- [TO DO]: Your task is to give the listing below back word for word, pictures excluded.

- [RECORDS PROVIDED]:
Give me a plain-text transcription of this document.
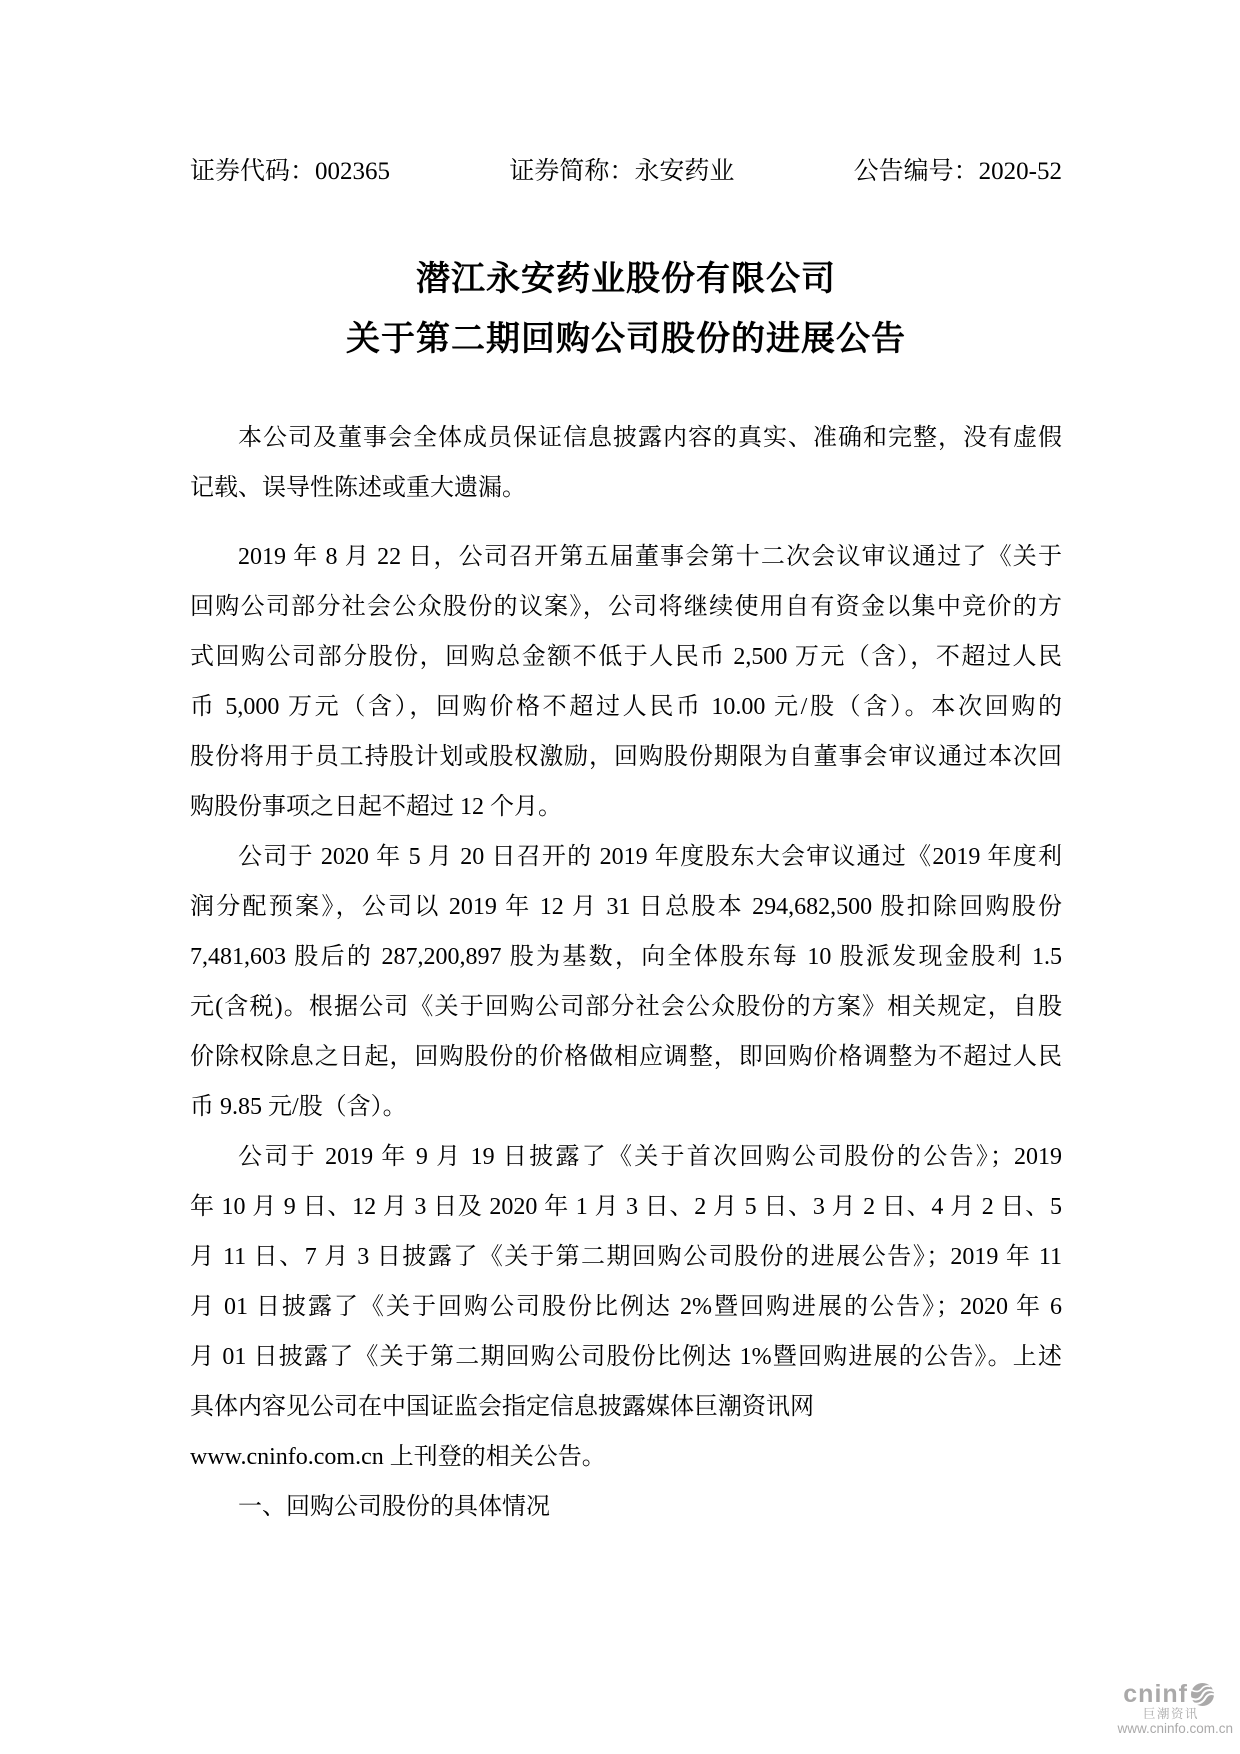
证券代码：002365	证券简称：永安药业	公告编号：2020-52
潜江永安药业股份有限公司
关于第二期回购公司股份的进展公告
本公司及董事会全体成员保证信息披露内容的真实、准确和完整，没有虚假
记载、误导性陈述或重大遗漏。
2019 年 8 月 22 日，公司召开第五届董事会第十二次会议审议通过了《关于
回购公司部分社会公众股份的议案》，公司将继续使用自有资金以集中竞价的方
式回购公司部分股份，回购总金额不低于人民币 2,500 万元（含），不超过人民
币 5,000 万元（含），回购价格不超过人民币 10.00 元/股（含）。本次回购的
股份将用于员工持股计划或股权激励，回购股份期限为自董事会审议通过本次回
购股份事项之日起不超过 12 个月。
公司于 2020 年 5 月 20 日召开的 2019 年度股东大会审议通过《2019 年度利
润分配预案》，公司以 2019 年 12 月 31 日总股本 294,682,500 股扣除回购股份
7,481,603 股后的 287,200,897 股为基数，向全体股东每 10 股派发现金股利 1.5
元(含税)。根据公司《关于回购公司部分社会公众股份的方案》相关规定，自股
价除权除息之日起，回购股份的价格做相应调整，即回购价格调整为不超过人民
币 9.85 元/股（含）。
公司于 2019 年 9 月 19 日披露了《关于首次回购公司股份的公告》；2019
年 10 月 9 日、12 月 3 日及 2020 年 1 月 3 日、2 月 5 日、3 月 2 日、4 月 2 日、5
月 11 日、7 月 3 日披露了《关于第二期回购公司股份的进展公告》；2019 年 11
月 01 日披露了《关于回购公司股份比例达 2%暨回购进展的公告》；2020 年 6
月 01 日披露了《关于第二期回购公司股份比例达 1%暨回购进展的公告》。上述
具体内容见公司在中国证监会指定信息披露媒体巨潮资讯网
www.cninfo.com.cn 上刊登的相关公告。
一、回购公司股份的具体情况
cninf
巨潮资讯
www.cninfo.com.cn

- [SOLUTION]:
Give me a plain-text transcription of this document.
证券代码：002365	证券简称：永安药业	公告编号：2020-52
潜江永安药业股份有限公司
关于第二期回购公司股份的进展公告
本公司及董事会全体成员保证信息披露内容的真实、准确和完整，没有虚假
记载、误导性陈述或重大遗漏。
2019 年 8 月 22 日，公司召开第五届董事会第十二次会议审议通过了《关于
回购公司部分社会公众股份的议案》，公司将继续使用自有资金以集中竞价的方
式回购公司部分股份，回购总金额不低于人民币 2,500 万元（含），不超过人民
币 5,000 万元（含），回购价格不超过人民币 10.00 元/股（含）。本次回购的
股份将用于员工持股计划或股权激励，回购股份期限为自董事会审议通过本次回
购股份事项之日起不超过 12 个月。
公司于 2020 年 5 月 20 日召开的 2019 年度股东大会审议通过《2019 年度利
润分配预案》，公司以 2019 年 12 月 31 日总股本 294,682,500 股扣除回购股份
7,481,603 股后的 287,200,897 股为基数，向全体股东每 10 股派发现金股利 1.5
元(含税)。根据公司《关于回购公司部分社会公众股份的方案》相关规定，自股
价除权除息之日起，回购股份的价格做相应调整，即回购价格调整为不超过人民
币 9.85 元/股（含）。
公司于 2019 年 9 月 19 日披露了《关于首次回购公司股份的公告》；2019
年 10 月 9 日、12 月 3 日及 2020 年 1 月 3 日、2 月 5 日、3 月 2 日、4 月 2 日、5
月 11 日、7 月 3 日披露了《关于第二期回购公司股份的进展公告》；2019 年 11
月 01 日披露了《关于回购公司股份比例达 2%暨回购进展的公告》；2020 年 6
月 01 日披露了《关于第二期回购公司股份比例达 1%暨回购进展的公告》。上述
具体内容见公司在中国证监会指定信息披露媒体巨潮资讯网
www.cninfo.com.cn 上刊登的相关公告。
一、回购公司股份的具体情况
cninf
巨潮资讯
www.cninfo.com.cn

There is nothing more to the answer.